[To do] Identify every line in the records below that contains the word "right", and reproduce each one.

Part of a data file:

■ ■ ■ ■ ■ ■ ■

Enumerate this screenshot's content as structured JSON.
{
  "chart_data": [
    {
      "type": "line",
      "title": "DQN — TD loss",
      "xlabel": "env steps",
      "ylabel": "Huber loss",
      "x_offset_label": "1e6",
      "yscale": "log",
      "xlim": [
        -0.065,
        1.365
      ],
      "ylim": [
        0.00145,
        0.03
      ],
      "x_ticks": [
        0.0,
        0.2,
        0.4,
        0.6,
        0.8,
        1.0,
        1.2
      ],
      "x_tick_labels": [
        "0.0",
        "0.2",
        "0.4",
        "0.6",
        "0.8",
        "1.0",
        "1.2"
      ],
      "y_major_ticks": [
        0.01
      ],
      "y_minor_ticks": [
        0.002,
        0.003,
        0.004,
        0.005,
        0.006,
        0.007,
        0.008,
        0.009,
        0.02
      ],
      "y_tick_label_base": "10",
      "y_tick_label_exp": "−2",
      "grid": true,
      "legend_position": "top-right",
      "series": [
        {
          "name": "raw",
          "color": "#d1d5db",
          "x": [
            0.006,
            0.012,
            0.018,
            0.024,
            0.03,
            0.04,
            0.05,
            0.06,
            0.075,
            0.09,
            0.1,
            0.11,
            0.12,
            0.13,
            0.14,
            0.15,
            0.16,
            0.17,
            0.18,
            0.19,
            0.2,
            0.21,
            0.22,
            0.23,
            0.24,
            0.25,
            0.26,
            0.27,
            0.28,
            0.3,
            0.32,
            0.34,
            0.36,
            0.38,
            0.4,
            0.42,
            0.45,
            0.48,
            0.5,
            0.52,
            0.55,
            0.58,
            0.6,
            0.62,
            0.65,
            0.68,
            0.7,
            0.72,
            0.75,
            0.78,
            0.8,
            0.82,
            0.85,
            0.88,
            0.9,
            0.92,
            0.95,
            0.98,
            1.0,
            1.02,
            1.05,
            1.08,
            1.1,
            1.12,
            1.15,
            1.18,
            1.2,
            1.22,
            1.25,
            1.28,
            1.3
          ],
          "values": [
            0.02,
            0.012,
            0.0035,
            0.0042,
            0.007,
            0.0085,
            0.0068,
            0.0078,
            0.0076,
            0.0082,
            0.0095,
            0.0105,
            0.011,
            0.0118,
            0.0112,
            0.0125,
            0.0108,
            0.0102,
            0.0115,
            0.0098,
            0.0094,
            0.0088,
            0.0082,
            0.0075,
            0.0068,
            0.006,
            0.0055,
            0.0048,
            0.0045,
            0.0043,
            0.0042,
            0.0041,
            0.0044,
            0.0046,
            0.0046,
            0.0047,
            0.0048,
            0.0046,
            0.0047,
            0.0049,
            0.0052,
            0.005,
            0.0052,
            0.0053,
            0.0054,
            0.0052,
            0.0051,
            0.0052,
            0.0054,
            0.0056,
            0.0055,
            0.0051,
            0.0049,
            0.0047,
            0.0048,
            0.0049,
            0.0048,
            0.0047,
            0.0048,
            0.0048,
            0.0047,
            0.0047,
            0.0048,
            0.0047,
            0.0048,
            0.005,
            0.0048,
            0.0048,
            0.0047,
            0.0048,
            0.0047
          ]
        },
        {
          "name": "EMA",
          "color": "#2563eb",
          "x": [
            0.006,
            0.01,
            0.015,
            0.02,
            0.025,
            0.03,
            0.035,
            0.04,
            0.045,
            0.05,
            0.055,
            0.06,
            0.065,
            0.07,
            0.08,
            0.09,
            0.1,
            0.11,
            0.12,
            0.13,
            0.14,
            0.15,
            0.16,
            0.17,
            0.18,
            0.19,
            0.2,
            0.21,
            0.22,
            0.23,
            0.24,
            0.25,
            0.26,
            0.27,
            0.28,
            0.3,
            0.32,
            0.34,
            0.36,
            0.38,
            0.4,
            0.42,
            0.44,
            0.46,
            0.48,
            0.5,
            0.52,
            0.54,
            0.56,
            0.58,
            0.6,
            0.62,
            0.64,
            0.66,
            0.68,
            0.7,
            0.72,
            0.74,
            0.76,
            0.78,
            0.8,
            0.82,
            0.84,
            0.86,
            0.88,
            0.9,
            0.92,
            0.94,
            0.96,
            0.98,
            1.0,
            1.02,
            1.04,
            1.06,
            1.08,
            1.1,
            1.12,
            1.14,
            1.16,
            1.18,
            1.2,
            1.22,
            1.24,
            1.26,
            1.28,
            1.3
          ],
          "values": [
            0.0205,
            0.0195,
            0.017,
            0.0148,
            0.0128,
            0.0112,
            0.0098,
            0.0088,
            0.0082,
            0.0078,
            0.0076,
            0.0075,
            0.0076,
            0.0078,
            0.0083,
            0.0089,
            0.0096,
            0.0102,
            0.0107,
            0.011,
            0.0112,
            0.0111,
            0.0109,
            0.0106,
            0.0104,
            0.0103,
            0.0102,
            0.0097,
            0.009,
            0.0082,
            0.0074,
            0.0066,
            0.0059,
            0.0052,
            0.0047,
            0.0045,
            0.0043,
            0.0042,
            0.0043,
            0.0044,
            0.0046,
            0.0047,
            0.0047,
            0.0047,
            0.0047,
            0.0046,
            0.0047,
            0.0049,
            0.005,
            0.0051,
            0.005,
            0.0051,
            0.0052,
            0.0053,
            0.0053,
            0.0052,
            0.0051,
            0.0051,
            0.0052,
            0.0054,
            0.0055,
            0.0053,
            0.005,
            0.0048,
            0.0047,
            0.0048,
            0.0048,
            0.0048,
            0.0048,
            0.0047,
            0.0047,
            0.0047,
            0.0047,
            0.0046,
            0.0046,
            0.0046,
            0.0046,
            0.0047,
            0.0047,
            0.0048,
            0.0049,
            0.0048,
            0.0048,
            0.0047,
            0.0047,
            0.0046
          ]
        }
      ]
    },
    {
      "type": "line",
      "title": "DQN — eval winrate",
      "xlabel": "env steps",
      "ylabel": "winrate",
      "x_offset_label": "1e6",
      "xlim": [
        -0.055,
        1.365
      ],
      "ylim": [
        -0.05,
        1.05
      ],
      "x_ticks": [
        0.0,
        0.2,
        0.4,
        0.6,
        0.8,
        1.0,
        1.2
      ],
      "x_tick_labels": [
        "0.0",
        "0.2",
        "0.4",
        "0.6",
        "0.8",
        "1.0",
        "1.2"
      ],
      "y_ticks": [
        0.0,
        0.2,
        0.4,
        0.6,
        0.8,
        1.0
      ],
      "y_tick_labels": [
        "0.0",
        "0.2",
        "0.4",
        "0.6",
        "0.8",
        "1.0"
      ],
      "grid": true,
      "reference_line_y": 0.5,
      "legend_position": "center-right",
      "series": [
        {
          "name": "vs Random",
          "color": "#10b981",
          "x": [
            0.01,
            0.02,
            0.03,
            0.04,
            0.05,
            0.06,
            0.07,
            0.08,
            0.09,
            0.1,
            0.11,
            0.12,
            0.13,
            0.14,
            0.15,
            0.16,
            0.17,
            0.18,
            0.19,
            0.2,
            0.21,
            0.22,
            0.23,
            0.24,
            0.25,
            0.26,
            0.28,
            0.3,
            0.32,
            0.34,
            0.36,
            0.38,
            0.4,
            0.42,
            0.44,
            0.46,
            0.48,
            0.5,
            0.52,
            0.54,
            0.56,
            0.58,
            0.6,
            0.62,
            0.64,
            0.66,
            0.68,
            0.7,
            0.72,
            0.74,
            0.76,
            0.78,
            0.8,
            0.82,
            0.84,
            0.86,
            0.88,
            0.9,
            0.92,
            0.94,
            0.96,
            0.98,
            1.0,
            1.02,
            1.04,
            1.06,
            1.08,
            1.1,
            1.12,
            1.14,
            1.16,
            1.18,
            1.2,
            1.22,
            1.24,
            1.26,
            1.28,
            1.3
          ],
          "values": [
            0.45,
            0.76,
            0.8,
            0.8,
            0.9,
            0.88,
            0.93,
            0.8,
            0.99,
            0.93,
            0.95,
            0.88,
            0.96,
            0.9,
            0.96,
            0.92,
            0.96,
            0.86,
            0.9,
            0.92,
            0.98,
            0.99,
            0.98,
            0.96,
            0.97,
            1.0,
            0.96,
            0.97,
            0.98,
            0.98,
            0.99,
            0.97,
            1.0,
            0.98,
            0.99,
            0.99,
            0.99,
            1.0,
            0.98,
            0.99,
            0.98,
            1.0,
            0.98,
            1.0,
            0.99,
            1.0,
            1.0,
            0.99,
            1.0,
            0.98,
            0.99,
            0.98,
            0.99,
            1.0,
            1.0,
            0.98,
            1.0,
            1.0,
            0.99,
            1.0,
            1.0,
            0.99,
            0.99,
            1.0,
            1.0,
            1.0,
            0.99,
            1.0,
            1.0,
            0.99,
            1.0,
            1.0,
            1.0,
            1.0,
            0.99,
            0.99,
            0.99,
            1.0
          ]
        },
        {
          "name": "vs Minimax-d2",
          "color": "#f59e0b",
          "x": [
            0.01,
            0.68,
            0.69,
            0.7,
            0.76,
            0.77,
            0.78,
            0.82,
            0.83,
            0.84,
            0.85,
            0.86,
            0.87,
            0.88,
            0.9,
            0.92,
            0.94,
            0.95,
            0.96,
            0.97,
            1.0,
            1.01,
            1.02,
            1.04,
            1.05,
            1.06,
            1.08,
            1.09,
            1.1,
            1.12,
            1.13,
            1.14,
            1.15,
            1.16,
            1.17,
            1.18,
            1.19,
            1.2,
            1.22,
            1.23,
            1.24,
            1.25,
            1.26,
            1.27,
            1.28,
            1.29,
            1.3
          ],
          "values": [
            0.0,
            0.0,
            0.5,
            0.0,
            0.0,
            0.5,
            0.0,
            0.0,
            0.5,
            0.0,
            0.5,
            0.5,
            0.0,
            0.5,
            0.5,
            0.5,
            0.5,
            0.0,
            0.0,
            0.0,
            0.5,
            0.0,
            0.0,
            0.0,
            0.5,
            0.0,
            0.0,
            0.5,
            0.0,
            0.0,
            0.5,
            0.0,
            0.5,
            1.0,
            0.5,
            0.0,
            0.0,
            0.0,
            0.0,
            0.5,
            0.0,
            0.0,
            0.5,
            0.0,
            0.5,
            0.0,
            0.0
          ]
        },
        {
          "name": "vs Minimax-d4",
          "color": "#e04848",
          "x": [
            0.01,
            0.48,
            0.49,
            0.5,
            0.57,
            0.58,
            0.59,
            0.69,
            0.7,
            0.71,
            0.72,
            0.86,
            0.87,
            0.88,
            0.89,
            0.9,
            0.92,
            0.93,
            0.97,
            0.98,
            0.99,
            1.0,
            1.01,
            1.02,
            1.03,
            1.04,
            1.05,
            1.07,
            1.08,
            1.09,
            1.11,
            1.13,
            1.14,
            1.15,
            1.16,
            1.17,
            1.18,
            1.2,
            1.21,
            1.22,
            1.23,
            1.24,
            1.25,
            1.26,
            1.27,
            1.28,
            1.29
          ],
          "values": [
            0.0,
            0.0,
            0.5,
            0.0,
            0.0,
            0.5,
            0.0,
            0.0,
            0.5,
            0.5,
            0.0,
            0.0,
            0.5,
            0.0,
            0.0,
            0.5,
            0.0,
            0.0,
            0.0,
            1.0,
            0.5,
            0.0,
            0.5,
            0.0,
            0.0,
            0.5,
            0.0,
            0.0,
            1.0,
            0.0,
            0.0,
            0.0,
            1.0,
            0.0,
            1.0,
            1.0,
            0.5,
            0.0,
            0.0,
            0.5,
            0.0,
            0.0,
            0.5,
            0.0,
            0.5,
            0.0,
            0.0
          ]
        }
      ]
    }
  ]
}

■ ■ ■ ■ ■ ■ ■

[Answer for the task]
      "legend_position": "top-right",
      "legend_position": "center-right",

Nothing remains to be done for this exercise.